--- PROVIDED DATA ---
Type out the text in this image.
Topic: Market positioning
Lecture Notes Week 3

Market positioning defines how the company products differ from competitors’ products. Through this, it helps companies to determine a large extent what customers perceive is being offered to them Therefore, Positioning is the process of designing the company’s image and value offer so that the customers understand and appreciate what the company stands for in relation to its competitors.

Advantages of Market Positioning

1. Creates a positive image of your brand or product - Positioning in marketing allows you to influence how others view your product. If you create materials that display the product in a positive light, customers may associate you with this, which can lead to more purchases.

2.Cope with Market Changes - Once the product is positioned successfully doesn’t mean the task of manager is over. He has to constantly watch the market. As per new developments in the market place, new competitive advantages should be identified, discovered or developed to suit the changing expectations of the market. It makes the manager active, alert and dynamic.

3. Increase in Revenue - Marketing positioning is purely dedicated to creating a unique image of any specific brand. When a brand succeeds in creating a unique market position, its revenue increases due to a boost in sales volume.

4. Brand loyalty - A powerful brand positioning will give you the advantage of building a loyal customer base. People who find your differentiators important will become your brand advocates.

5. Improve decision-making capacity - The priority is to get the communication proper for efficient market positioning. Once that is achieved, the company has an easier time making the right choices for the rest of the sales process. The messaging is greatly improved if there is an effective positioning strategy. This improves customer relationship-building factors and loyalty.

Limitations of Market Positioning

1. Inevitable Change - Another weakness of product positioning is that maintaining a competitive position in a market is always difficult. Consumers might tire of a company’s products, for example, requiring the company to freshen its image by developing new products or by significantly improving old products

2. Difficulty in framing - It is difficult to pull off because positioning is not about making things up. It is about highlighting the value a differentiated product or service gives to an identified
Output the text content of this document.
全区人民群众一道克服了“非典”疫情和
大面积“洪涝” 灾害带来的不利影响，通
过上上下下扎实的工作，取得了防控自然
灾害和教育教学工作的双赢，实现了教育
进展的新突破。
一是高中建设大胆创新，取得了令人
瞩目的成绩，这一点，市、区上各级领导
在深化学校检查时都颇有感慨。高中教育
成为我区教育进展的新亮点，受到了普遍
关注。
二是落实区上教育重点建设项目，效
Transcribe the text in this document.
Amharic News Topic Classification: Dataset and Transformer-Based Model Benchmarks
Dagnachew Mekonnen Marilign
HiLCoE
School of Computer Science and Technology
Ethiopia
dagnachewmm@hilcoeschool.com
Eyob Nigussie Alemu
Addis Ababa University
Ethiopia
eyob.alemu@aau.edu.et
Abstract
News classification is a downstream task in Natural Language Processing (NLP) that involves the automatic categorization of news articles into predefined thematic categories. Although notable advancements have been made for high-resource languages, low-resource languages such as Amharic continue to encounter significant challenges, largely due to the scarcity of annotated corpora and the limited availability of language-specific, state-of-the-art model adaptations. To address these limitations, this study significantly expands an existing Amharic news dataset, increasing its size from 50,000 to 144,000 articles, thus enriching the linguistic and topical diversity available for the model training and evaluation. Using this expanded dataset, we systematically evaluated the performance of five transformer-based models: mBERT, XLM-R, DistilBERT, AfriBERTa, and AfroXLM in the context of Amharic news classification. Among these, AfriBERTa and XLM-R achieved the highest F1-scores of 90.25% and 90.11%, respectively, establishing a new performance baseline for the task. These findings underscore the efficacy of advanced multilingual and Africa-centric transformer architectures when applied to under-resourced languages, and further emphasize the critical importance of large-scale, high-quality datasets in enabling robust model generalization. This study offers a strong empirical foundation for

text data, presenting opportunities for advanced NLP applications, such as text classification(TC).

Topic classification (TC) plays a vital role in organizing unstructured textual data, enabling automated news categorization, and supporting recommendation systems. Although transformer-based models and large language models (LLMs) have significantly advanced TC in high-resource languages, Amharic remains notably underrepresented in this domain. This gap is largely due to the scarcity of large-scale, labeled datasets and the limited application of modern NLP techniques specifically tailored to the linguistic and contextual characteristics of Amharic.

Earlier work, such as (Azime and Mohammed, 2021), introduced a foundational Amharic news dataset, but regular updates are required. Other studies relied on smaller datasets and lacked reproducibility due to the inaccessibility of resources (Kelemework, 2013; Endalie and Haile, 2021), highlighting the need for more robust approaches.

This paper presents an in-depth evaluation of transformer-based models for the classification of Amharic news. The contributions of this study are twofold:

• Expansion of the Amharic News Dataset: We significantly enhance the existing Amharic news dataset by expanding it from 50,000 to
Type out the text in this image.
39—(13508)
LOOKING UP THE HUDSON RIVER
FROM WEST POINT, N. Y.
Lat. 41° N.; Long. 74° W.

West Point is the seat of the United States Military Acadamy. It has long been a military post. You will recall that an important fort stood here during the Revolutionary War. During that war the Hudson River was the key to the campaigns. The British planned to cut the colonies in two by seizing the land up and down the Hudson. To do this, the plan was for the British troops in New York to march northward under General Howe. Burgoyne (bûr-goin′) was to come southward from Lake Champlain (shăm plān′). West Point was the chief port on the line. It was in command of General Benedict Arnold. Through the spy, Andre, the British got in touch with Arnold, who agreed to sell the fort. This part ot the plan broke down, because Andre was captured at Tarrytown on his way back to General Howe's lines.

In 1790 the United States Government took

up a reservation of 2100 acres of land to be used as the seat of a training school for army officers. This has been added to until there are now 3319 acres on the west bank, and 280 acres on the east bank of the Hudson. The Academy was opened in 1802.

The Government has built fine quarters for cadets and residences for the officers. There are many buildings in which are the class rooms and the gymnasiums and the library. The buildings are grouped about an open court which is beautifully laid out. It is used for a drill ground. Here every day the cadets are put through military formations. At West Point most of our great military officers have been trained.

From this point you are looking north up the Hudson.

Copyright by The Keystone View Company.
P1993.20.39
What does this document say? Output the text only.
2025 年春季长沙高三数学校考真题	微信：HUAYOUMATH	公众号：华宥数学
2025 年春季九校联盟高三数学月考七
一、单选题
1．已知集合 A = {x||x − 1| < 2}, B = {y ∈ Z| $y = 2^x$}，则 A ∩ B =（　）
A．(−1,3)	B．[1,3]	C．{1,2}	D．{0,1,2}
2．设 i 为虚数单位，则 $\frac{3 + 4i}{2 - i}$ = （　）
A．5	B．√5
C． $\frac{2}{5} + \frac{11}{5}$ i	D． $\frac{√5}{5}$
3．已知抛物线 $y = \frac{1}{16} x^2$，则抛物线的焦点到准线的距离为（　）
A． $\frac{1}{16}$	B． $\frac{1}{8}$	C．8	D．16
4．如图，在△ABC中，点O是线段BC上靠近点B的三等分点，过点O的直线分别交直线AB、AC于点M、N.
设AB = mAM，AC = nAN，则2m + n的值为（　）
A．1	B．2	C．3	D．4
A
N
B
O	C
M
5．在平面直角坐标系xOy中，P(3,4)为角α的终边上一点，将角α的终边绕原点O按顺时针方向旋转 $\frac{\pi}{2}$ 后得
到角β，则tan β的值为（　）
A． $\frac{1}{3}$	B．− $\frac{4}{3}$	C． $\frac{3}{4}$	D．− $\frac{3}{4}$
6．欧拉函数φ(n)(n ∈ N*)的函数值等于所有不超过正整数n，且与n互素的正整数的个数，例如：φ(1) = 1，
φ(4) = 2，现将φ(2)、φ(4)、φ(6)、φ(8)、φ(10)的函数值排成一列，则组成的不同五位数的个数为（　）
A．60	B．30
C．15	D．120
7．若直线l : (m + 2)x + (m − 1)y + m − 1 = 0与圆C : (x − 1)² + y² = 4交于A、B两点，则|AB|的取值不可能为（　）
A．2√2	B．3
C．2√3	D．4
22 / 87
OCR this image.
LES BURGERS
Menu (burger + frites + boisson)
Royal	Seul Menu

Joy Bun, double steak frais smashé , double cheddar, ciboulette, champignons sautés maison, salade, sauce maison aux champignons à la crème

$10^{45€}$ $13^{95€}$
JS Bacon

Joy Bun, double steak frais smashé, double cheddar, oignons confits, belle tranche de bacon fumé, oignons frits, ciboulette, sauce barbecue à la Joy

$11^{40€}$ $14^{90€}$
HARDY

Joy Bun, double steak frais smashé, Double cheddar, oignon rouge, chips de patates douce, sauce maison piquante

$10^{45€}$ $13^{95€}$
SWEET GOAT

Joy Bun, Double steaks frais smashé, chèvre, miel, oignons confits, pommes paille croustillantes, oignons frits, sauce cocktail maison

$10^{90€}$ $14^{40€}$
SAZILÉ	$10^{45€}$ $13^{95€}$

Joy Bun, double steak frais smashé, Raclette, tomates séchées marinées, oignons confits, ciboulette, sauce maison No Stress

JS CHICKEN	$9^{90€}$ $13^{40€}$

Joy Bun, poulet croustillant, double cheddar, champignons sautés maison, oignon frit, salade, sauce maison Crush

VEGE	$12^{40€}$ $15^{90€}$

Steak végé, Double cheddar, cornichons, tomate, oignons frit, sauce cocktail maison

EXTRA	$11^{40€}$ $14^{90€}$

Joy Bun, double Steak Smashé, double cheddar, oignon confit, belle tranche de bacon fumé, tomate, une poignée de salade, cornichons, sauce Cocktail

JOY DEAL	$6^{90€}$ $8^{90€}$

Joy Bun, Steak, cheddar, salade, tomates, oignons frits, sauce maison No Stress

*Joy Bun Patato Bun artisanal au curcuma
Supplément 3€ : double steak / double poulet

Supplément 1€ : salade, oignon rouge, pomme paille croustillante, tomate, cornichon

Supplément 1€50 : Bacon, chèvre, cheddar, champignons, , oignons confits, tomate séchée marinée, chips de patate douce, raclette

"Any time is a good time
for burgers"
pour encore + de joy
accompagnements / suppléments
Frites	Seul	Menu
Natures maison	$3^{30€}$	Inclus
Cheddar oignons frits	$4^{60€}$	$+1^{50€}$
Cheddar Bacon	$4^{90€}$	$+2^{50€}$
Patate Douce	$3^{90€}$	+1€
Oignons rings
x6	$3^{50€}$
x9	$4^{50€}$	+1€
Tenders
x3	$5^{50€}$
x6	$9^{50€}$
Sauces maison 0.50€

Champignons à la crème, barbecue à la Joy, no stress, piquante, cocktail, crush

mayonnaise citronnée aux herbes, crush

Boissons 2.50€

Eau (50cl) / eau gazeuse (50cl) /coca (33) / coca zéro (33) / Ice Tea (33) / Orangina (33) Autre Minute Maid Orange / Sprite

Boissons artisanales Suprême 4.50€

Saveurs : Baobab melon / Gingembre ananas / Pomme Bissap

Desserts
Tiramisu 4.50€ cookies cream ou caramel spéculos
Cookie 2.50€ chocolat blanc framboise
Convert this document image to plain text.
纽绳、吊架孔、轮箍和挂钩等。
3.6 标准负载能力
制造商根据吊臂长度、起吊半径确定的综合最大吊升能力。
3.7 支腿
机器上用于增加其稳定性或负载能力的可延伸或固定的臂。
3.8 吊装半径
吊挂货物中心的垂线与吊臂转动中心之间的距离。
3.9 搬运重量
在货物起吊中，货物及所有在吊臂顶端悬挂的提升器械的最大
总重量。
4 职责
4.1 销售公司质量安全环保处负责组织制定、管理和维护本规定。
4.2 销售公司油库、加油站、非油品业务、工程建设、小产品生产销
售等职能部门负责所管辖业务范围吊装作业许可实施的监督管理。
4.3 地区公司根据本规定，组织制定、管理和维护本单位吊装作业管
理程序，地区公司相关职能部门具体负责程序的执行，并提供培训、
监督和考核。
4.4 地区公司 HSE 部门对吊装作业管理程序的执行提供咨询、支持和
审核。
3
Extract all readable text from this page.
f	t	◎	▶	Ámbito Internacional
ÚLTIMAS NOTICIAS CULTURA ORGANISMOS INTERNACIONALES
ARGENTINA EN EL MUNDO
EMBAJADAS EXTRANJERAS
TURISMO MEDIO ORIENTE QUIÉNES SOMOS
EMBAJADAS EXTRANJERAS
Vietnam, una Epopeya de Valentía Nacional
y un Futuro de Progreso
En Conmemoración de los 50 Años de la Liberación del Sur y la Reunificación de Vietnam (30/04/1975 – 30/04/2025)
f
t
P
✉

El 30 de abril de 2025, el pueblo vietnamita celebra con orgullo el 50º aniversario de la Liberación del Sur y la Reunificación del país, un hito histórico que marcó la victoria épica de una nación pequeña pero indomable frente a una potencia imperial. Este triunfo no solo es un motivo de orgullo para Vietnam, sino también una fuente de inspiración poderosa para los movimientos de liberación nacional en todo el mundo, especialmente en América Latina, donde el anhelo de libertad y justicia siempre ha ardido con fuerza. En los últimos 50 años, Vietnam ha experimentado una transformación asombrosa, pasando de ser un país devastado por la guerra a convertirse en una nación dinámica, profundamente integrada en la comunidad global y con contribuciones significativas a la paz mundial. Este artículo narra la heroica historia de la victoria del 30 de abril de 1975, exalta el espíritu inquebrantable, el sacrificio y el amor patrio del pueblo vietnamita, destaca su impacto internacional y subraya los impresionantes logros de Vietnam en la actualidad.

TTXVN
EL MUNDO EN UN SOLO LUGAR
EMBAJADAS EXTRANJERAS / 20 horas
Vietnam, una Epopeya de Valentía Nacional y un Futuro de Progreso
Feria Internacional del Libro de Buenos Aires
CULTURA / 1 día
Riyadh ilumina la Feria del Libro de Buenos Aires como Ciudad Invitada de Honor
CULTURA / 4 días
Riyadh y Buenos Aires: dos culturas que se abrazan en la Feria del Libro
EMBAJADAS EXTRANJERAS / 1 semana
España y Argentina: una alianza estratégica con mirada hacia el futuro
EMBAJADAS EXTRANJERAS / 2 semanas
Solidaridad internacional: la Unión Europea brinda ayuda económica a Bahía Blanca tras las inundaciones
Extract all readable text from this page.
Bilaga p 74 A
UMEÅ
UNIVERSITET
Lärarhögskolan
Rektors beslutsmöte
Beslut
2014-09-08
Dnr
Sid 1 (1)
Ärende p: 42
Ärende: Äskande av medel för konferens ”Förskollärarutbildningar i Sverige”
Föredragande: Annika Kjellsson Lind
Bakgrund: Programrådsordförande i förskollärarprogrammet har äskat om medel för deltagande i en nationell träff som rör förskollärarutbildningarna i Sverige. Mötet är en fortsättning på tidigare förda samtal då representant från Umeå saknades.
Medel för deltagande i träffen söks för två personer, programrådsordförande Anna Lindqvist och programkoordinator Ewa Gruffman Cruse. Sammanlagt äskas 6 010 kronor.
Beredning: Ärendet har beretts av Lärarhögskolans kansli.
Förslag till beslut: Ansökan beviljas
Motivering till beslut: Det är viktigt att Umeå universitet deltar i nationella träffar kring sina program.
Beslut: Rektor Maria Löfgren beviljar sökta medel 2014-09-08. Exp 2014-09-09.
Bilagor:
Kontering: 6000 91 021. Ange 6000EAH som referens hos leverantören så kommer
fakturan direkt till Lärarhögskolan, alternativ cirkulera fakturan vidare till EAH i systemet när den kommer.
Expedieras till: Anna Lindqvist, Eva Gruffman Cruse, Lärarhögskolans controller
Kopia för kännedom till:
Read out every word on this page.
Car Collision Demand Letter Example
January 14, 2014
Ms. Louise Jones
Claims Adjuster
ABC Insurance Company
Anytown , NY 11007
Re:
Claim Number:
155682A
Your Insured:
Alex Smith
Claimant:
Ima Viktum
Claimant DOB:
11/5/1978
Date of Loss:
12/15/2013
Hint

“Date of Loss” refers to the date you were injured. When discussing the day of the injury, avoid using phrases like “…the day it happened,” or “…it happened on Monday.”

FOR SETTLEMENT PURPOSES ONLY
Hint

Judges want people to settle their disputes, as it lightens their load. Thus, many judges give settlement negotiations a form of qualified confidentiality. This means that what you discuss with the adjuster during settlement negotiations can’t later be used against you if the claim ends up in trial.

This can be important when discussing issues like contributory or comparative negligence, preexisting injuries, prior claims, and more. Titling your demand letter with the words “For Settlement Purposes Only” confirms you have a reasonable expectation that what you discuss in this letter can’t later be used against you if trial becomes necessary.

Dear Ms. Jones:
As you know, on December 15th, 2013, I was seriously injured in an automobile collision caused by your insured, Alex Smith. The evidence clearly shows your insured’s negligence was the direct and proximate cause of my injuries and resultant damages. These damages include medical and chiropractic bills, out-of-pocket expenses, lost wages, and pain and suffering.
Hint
---
All lines holding the word "Boissons" should be picked out and copied.

Boissons 2.50€
Boissons artisanales Suprême 4.50€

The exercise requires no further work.